* start GIVEN RECORDS *

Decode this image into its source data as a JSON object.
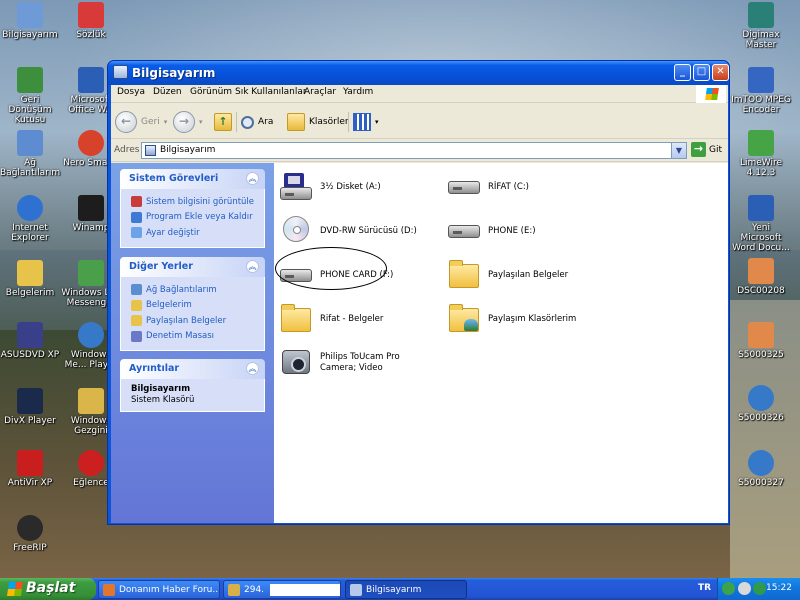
{
  "desktop": {
    "icons_left": [
      {
        "name": "mycomputer-desktop-icon",
        "label": "Bilgisayarım",
        "color": "#6f9ad8"
      },
      {
        "name": "recyclebin-desktop-icon",
        "label": "Geri Dönüşüm Kutusu",
        "color": "#3d8f3d"
      },
      {
        "name": "network-desktop-icon",
        "label": "Ağ Bağlantılarım",
        "color": "#5e8cd0"
      },
      {
        "name": "ie-desktop-icon",
        "label": "Internet Explorer",
        "color": "#2f71d0"
      },
      {
        "name": "mydocs-desktop-icon",
        "label": "Belgelerim",
        "color": "#e8c34a"
      },
      {
        "name": "asusdvd-desktop-icon",
        "label": "ASUSDVD XP",
        "color": "#3a3f8a"
      },
      {
        "name": "divx-desktop-icon",
        "label": "DivX Player",
        "color": "#1a2a4a"
      },
      {
        "name": "antivir-desktop-icon",
        "label": "AntiVir XP",
        "color": "#c81e1e"
      },
      {
        "name": "freerip-desktop-icon",
        "label": "FreeRIP",
        "color": "#2a2a2a"
      }
    ],
    "icons_col2": [
      {
        "name": "sozluk-desktop-icon",
        "label": "Sözlük",
        "color": "#d83a3a"
      },
      {
        "name": "office-desktop-icon",
        "label": "Microsoft Office W...",
        "color": "#2b5fb5"
      },
      {
        "name": "nero-desktop-icon",
        "label": "Nero Smar...",
        "color": "#d8412a"
      },
      {
        "name": "winamp-desktop-icon",
        "label": "Winamp",
        "color": "#1d1d1d"
      },
      {
        "name": "messenger-desktop-icon",
        "label": "Windows Li... Messenger",
        "color": "#4aa04a"
      },
      {
        "name": "mediaplayer-desktop-icon",
        "label": "Windows Me... Player",
        "color": "#3779c9"
      },
      {
        "name": "explorer-desktop-icon",
        "label": "Windows Gezgini",
        "color": "#d9b54a"
      },
      {
        "name": "eglence-desktop-icon",
        "label": "Eğlence",
        "color": "#cc2020"
      }
    ],
    "icons_right": [
      {
        "name": "digimax-desktop-icon",
        "label": "Digimax Master",
        "color": "#2a7f77"
      },
      {
        "name": "mpeg-encoder-desktop-icon",
        "label": "ImTOO MPEG Encoder",
        "color": "#3567c2"
      },
      {
        "name": "limewire-desktop-icon",
        "label": "LimeWire 4.12.3",
        "color": "#46a346"
      },
      {
        "name": "word-doc-desktop-icon",
        "label": "Yeni Microsoft Word Docu...",
        "color": "#2b5fb5"
      },
      {
        "name": "dsc-desktop-icon",
        "label": "DSC00208",
        "color": "#e0894a"
      },
      {
        "name": "s325-desktop-icon",
        "label": "S5000325",
        "color": "#e0894a"
      },
      {
        "name": "s326-desktop-icon",
        "label": "S5000326",
        "color": "#3779c9"
      },
      {
        "name": "s327-desktop-icon",
        "label": "S5000327",
        "color": "#3779c9"
      }
    ]
  },
  "window": {
    "title": "Bilgisayarım",
    "controls": {
      "minimize": "_",
      "maximize": "□",
      "close": "✕"
    },
    "menu": [
      "Dosya",
      "Düzen",
      "Görünüm",
      "Sık Kullanılanlar",
      "Araçlar",
      "Yardım"
    ],
    "toolbar": {
      "back": "Geri",
      "search": "Ara",
      "folders": "Klasörler"
    },
    "address": {
      "label": "Adres",
      "value": "Bilgisayarım",
      "go": "Git"
    },
    "left_pane": {
      "system_tasks": {
        "title": "Sistem Görevleri",
        "items": [
          {
            "label": "Sistem bilgisini görüntüle",
            "color": "#c83b3b"
          },
          {
            "label": "Program Ekle veya Kaldır",
            "color": "#3b7bd6"
          },
          {
            "label": "Ayar değiştir",
            "color": "#6aa3e6"
          }
        ]
      },
      "other_places": {
        "title": "Diğer Yerler",
        "items": [
          {
            "label": "Ağ Bağlantılarım",
            "color": "#5a8ed0"
          },
          {
            "label": "Belgelerim",
            "color": "#e8c34a"
          },
          {
            "label": "Paylaşılan Belgeler",
            "color": "#e8c34a"
          },
          {
            "label": "Denetim Masası",
            "color": "#6a78c8"
          }
        ]
      },
      "details": {
        "title": "Ayrıntılar",
        "name": "Bilgisayarım",
        "type": "Sistem Klasörü"
      }
    },
    "items": [
      {
        "label": "3½ Disket (A:)",
        "kind": "floppy"
      },
      {
        "label": "RİFAT (C:)",
        "kind": "drive"
      },
      {
        "label": "DVD-RW Sürücüsü (D:)",
        "kind": "disc"
      },
      {
        "label": "PHONE (E:)",
        "kind": "drive"
      },
      {
        "label": "PHONE CARD (F:)",
        "kind": "drive"
      },
      {
        "label": "Paylaşılan Belgeler",
        "kind": "folder"
      },
      {
        "label": "Rifat - Belgeler",
        "kind": "folder"
      },
      {
        "label": "Paylaşım Klasörlerim",
        "kind": "folder-shared"
      },
      {
        "label": "Philips ToUcam Pro Camera; Video",
        "kind": "camera"
      }
    ]
  },
  "taskbar": {
    "start": "Başlat",
    "tasks": [
      {
        "label": "Donanım Haber Foru...",
        "active": false
      },
      {
        "label": "294.",
        "active": false
      },
      {
        "label": "Bilgisayarım",
        "active": true
      }
    ],
    "language": "TR",
    "clock": "15:22"
  }
}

* end GIVEN RECORDS *

■ **PROBLEM TO WORK ON**
Copy the entries exactly. Leave out the images.

■ **SOLUTION TO THIS EXERCISE**
Decode this image into its source data as a JSON object.
{
  "desktop": {
    "icons_left": [
      {
        "name": "mycomputer-desktop-icon",
        "label": "Bilgisayarım",
        "color": "#6f9ad8"
      },
      {
        "name": "recyclebin-desktop-icon",
        "label": "Geri Dönüşüm Kutusu",
        "color": "#3d8f3d"
      },
      {
        "name": "network-desktop-icon",
        "label": "Ağ Bağlantılarım",
        "color": "#5e8cd0"
      },
      {
        "name": "ie-desktop-icon",
        "label": "Internet Explorer",
        "color": "#2f71d0"
      },
      {
        "name": "mydocs-desktop-icon",
        "label": "Belgelerim",
        "color": "#e8c34a"
      },
      {
        "name": "asusdvd-desktop-icon",
        "label": "ASUSDVD XP",
        "color": "#3a3f8a"
      },
      {
        "name": "divx-desktop-icon",
        "label": "DivX Player",
        "color": "#1a2a4a"
      },
      {
        "name": "antivir-desktop-icon",
        "label": "AntiVir XP",
        "color": "#c81e1e"
      },
      {
        "name": "freerip-desktop-icon",
        "label": "FreeRIP",
        "color": "#2a2a2a"
      }
    ],
    "icons_col2": [
      {
        "name": "sozluk-desktop-icon",
        "label": "Sözlük",
        "color": "#d83a3a"
      },
      {
        "name": "office-desktop-icon",
        "label": "Microsoft Office W...",
        "color": "#2b5fb5"
      },
      {
        "name": "nero-desktop-icon",
        "label": "Nero Smar...",
        "color": "#d8412a"
      },
      {
        "name": "winamp-desktop-icon",
        "label": "Winamp",
        "color": "#1d1d1d"
      },
      {
        "name": "messenger-desktop-icon",
        "label": "Windows Li... Messenger",
        "color": "#4aa04a"
      },
      {
        "name": "mediaplayer-desktop-icon",
        "label": "Windows Me... Player",
        "color": "#3779c9"
      },
      {
        "name": "explorer-desktop-icon",
        "label": "Windows Gezgini",
        "color": "#d9b54a"
      },
      {
        "name": "eglence-desktop-icon",
        "label": "Eğlence",
        "color": "#cc2020"
      }
    ],
    "icons_right": [
      {
        "name": "digimax-desktop-icon",
        "label": "Digimax Master",
        "color": "#2a7f77"
      },
      {
        "name": "mpeg-encoder-desktop-icon",
        "label": "ImTOO MPEG Encoder",
        "color": "#3567c2"
      },
      {
        "name": "limewire-desktop-icon",
        "label": "LimeWire 4.12.3",
        "color": "#46a346"
      },
      {
        "name": "word-doc-desktop-icon",
        "label": "Yeni Microsoft Word Docu...",
        "color": "#2b5fb5"
      },
      {
        "name": "dsc-desktop-icon",
        "label": "DSC00208",
        "color": "#e0894a"
      },
      {
        "name": "s325-desktop-icon",
        "label": "S5000325",
        "color": "#e0894a"
      },
      {
        "name": "s326-desktop-icon",
        "label": "S5000326",
        "color": "#3779c9"
      },
      {
        "name": "s327-desktop-icon",
        "label": "S5000327",
        "color": "#3779c9"
      }
    ]
  },
  "window": {
    "title": "Bilgisayarım",
    "controls": {
      "minimize": "_",
      "maximize": "□",
      "close": "✕"
    },
    "menu": [
      "Dosya",
      "Düzen",
      "Görünüm",
      "Sık Kullanılanlar",
      "Araçlar",
      "Yardım"
    ],
    "toolbar": {
      "back": "Geri",
      "search": "Ara",
      "folders": "Klasörler"
    },
    "address": {
      "label": "Adres",
      "value": "Bilgisayarım",
      "go": "Git"
    },
    "left_pane": {
      "system_tasks": {
        "title": "Sistem Görevleri",
        "items": [
          {
            "label": "Sistem bilgisini görüntüle",
            "color": "#c83b3b"
          },
          {
            "label": "Program Ekle veya Kaldır",
            "color": "#3b7bd6"
          },
          {
            "label": "Ayar değiştir",
            "color": "#6aa3e6"
          }
        ]
      },
      "other_places": {
        "title": "Diğer Yerler",
        "items": [
          {
            "label": "Ağ Bağlantılarım",
            "color": "#5a8ed0"
          },
          {
            "label": "Belgelerim",
            "color": "#e8c34a"
          },
          {
            "label": "Paylaşılan Belgeler",
            "color": "#e8c34a"
          },
          {
            "label": "Denetim Masası",
            "color": "#6a78c8"
          }
        ]
      },
      "details": {
        "title": "Ayrıntılar",
        "name": "Bilgisayarım",
        "type": "Sistem Klasörü"
      }
    },
    "items": [
      {
        "label": "3½ Disket (A:)",
        "kind": "floppy"
      },
      {
        "label": "RİFAT (C:)",
        "kind": "drive"
      },
      {
        "label": "DVD-RW Sürücüsü (D:)",
        "kind": "disc"
      },
      {
        "label": "PHONE (E:)",
        "kind": "drive"
      },
      {
        "label": "PHONE CARD (F:)",
        "kind": "drive"
      },
      {
        "label": "Paylaşılan Belgeler",
        "kind": "folder"
      },
      {
        "label": "Rifat - Belgeler",
        "kind": "folder"
      },
      {
        "label": "Paylaşım Klasörlerim",
        "kind": "folder-shared"
      },
      {
        "label": "Philips ToUcam Pro Camera; Video",
        "kind": "camera"
      }
    ]
  },
  "taskbar": {
    "start": "Başlat",
    "tasks": [
      {
        "label": "Donanım Haber Foru...",
        "active": false
      },
      {
        "label": "294.",
        "active": false
      },
      {
        "label": "Bilgisayarım",
        "active": true
      }
    ],
    "language": "TR",
    "clock": "15:22"
  }
}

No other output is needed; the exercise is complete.